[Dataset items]
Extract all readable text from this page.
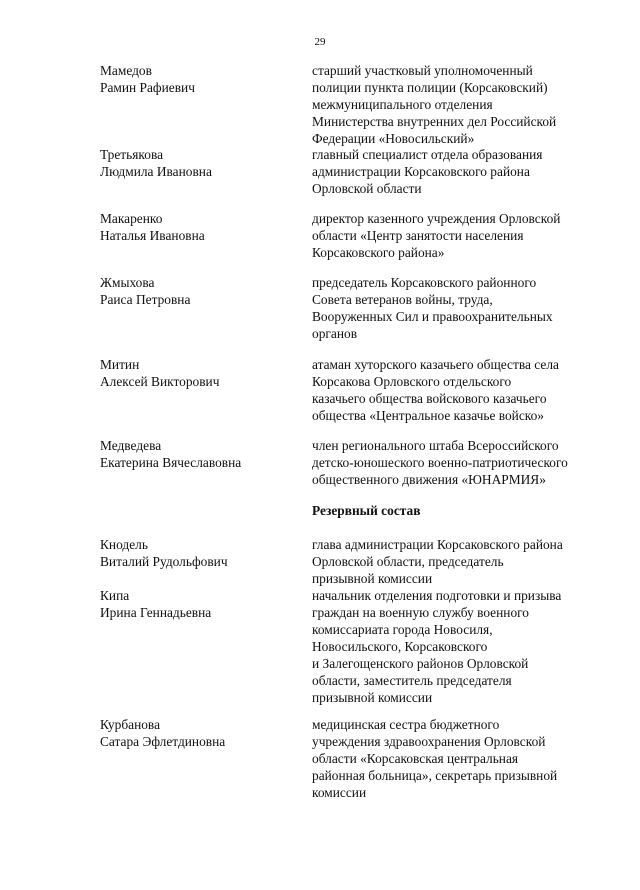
29
Мамедов
Рамин Рафиевич
старший участковый уполномоченный
полиции пункта полиции (Корсаковский)
межмуниципального отделения
Министерства внутренних дел Российской
Федерации «Новосильский»
Третьякова
Людмила Ивановна
главный специалист отдела образования
администрации Корсаковского района
Орловской области
Макаренко
Наталья Ивановна
директор казенного учреждения Орловской
области «Центр занятости населения
Корсаковского района»
Жмыхова
Раиса Петровна
председатель Корсаковского районного
Совета ветеранов войны, труда,
Вооруженных Сил и правоохранительных
органов
Митин
Алексей Викторович
атаман хуторского казачьего общества села
Корсакова Орловского отдельского
казачьего общества войскового казачьего
общества «Центральное казачье войско»
Медведева
Екатерина Вячеславовна
член регионального штаба Всероссийского
детско-юношеского военно-патриотического
общественного движения «ЮНАРМИЯ»
Резервный состав
Кнодель
Виталий Рудольфович
глава администрации Корсаковского района
Орловской области, председатель
призывной комиссии
Кипа
Ирина Геннадьевна
начальник отделения подготовки и призыва
граждан на военную службу военного
комиссариата города Новосиля,
Новосильского, Корсаковского
и Залегощенского районов Орловской
области, заместитель председателя
призывной комиссии
Курбанова
Сатара Эфлетдиновна
медицинская сестра бюджетного
учреждения здравоохранения Орловской
области «Корсаковская центральная
районная больница», секретарь призывной
комиссии
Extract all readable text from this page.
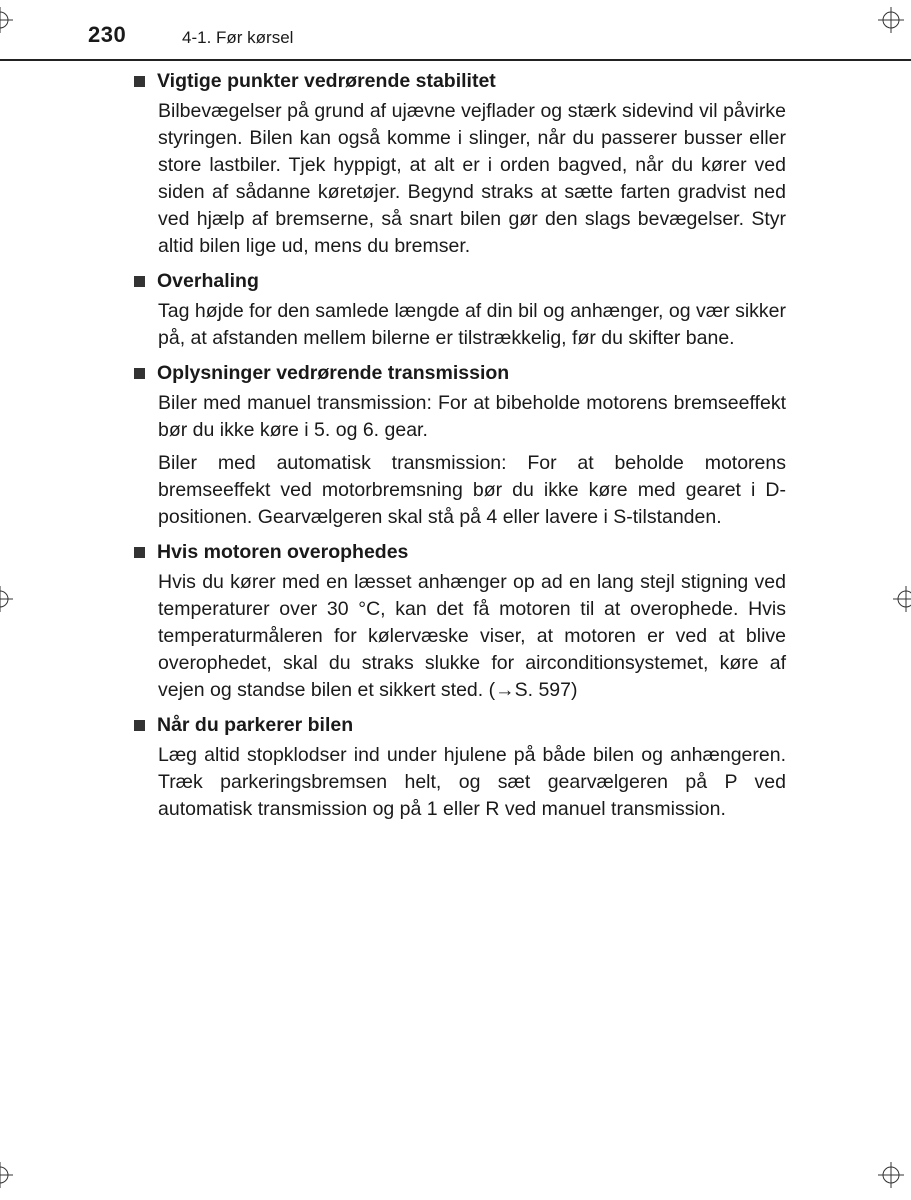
230	4-1. Før kørsel
Vigtige punkter vedrørende stabilitet

Bilbevægelser på grund af ujævne vejflader og stærk sidevind vil påvirke styringen. Bilen kan også komme i slinger, når du passerer busser eller store lastbiler. Tjek hyppigt, at alt er i orden bagved, når du kører ved siden af sådanne køretøjer. Begynd straks at sætte farten gradvist ned ved hjælp af bremserne, så snart bilen gør den slags bevægelser. Styr altid bilen lige ud, mens du bremser.

Overhaling

Tag højde for den samlede længde af din bil og anhænger, og vær sikker på, at afstanden mellem bilerne er tilstrækkelig, før du skifter bane.

Oplysninger vedrørende transmission

Biler med manuel transmission: For at bibeholde motorens bremseeffekt bør du ikke køre i 5. og 6. gear.

Biler med automatisk transmission: For at beholde motorens bremseeffekt ved motorbremsning bør du ikke køre med gearet i D-positionen. Gearvælgeren skal stå på 4 eller lavere i S-tilstanden.

Hvis motoren overophedes

Hvis du kører med en læsset anhænger op ad en lang stejl stigning ved temperaturer over 30 °C, kan det få motoren til at overophede. Hvis temperaturmåleren for kølervæske viser, at motoren er ved at blive overophedet, skal du straks slukke for airconditionsystemet, køre af vejen og standse bilen et sikkert sted. (→S. 597)

Når du parkerer bilen

Læg altid stopklodser ind under hjulene på både bilen og anhængeren. Træk parkeringsbremsen helt, og sæt gearvælgeren på P ved automatisk transmission og på 1 eller R ved manuel transmission.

## Stated problem
Copy out the data above exactly, except the pictures.

## Correct result
Extract all readable text from this page.
29
Мамедов
Рамин Рафиевич
старший участковый уполномоченный
полиции пункта полиции (Корсаковский)
межмуниципального отделения
Министерства внутренних дел Российской
Федерации «Новосильский»
Третьякова
Людмила Ивановна
главный специалист отдела образования
администрации Корсаковского района
Орловской области
Макаренко
Наталья Ивановна
директор казенного учреждения Орловской
области «Центр занятости населения
Корсаковского района»
Жмыхова
Раиса Петровна
председатель Корсаковского районного
Совета ветеранов войны, труда,
Вооруженных Сил и правоохранительных
органов
Митин
Алексей Викторович
атаман хуторского казачьего общества села
Корсакова Орловского отдельского
казачьего общества войскового казачьего
общества «Центральное казачье войско»
Медведева
Екатерина Вячеславовна
член регионального штаба Всероссийского
детско-юношеского военно-патриотического
общественного движения «ЮНАРМИЯ»
Резервный состав
Кнодель
Виталий Рудольфович
глава администрации Корсаковского района
Орловской области, председатель
призывной комиссии
Кипа
Ирина Геннадьевна
начальник отделения подготовки и призыва
граждан на военную службу военного
комиссариата города Новосиля,
Новосильского, Корсаковского
и Залегощенского районов Орловской
области, заместитель председателя
призывной комиссии
Курбанова
Сатара Эфлетдиновна
медицинская сестра бюджетного
учреждения здравоохранения Орловской
области «Корсаковская центральная
районная больница», секретарь призывной
комиссии
Extract all readable text from this page.
230	4-1. Før kørsel
Vigtige punkter vedrørende stabilitet

Bilbevægelser på grund af ujævne vejflader og stærk sidevind vil påvirke styringen. Bilen kan også komme i slinger, når du passerer busser eller store lastbiler. Tjek hyppigt, at alt er i orden bagved, når du kører ved siden af sådanne køretøjer. Begynd straks at sætte farten gradvist ned ved hjælp af bremserne, så snart bilen gør den slags bevægelser. Styr altid bilen lige ud, mens du bremser.

Overhaling

Tag højde for den samlede længde af din bil og anhænger, og vær sikker på, at afstanden mellem bilerne er tilstrækkelig, før du skifter bane.

Oplysninger vedrørende transmission

Biler med manuel transmission: For at bibeholde motorens bremseeffekt bør du ikke køre i 5. og 6. gear.

Biler med automatisk transmission: For at beholde motorens bremseeffekt ved motorbremsning bør du ikke køre med gearet i D-positionen. Gearvælgeren skal stå på 4 eller lavere i S-tilstanden.

Hvis motoren overophedes

Hvis du kører med en læsset anhænger op ad en lang stejl stigning ved temperaturer over 30 °C, kan det få motoren til at overophede. Hvis temperaturmåleren for kølervæske viser, at motoren er ved at blive overophedet, skal du straks slukke for airconditionsystemet, køre af vejen og standse bilen et sikkert sted. (→S. 597)

Når du parkerer bilen

Læg altid stopklodser ind under hjulene på både bilen og anhængeren. Træk parkeringsbremsen helt, og sæt gearvælgeren på P ved automatisk transmission og på 1 eller R ved manuel transmission.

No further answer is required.